Look through the material and copy each line holding "hasar".

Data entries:

— Begin —

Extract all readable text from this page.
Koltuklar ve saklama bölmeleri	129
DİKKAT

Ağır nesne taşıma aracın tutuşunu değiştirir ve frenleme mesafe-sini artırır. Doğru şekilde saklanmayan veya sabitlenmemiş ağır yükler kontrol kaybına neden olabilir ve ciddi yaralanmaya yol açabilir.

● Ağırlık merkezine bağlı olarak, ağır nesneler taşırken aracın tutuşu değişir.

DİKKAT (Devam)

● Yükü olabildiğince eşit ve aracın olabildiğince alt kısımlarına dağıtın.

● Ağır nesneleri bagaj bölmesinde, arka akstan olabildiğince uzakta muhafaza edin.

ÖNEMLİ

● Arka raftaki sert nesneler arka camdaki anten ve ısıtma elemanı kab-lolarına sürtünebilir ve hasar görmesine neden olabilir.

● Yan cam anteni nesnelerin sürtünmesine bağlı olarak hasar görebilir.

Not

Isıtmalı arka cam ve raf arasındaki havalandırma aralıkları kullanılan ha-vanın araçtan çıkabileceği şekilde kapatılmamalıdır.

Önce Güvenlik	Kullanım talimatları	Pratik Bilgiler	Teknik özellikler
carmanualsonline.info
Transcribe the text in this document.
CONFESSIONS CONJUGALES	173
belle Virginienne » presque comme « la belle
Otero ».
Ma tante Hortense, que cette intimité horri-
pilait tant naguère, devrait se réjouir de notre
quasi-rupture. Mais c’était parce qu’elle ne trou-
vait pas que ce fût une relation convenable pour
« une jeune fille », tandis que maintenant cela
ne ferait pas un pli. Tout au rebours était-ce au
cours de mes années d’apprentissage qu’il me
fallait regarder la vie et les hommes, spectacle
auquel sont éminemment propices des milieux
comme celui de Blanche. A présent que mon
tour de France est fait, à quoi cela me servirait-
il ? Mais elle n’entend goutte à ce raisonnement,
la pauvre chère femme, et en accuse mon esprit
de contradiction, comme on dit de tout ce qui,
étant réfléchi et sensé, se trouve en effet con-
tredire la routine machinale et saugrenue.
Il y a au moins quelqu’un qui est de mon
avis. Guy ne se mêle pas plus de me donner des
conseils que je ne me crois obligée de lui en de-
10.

— End —

» **Finished task**
● Arka raftaki sert nesneler arka camdaki anten ve ısıtma elemanı kab-lolarına sürtünebilir ve hasar görmesine neden olabilir.
● Yan cam anteni nesnelerin sürtünmesine bağlı olarak hasar görebilir.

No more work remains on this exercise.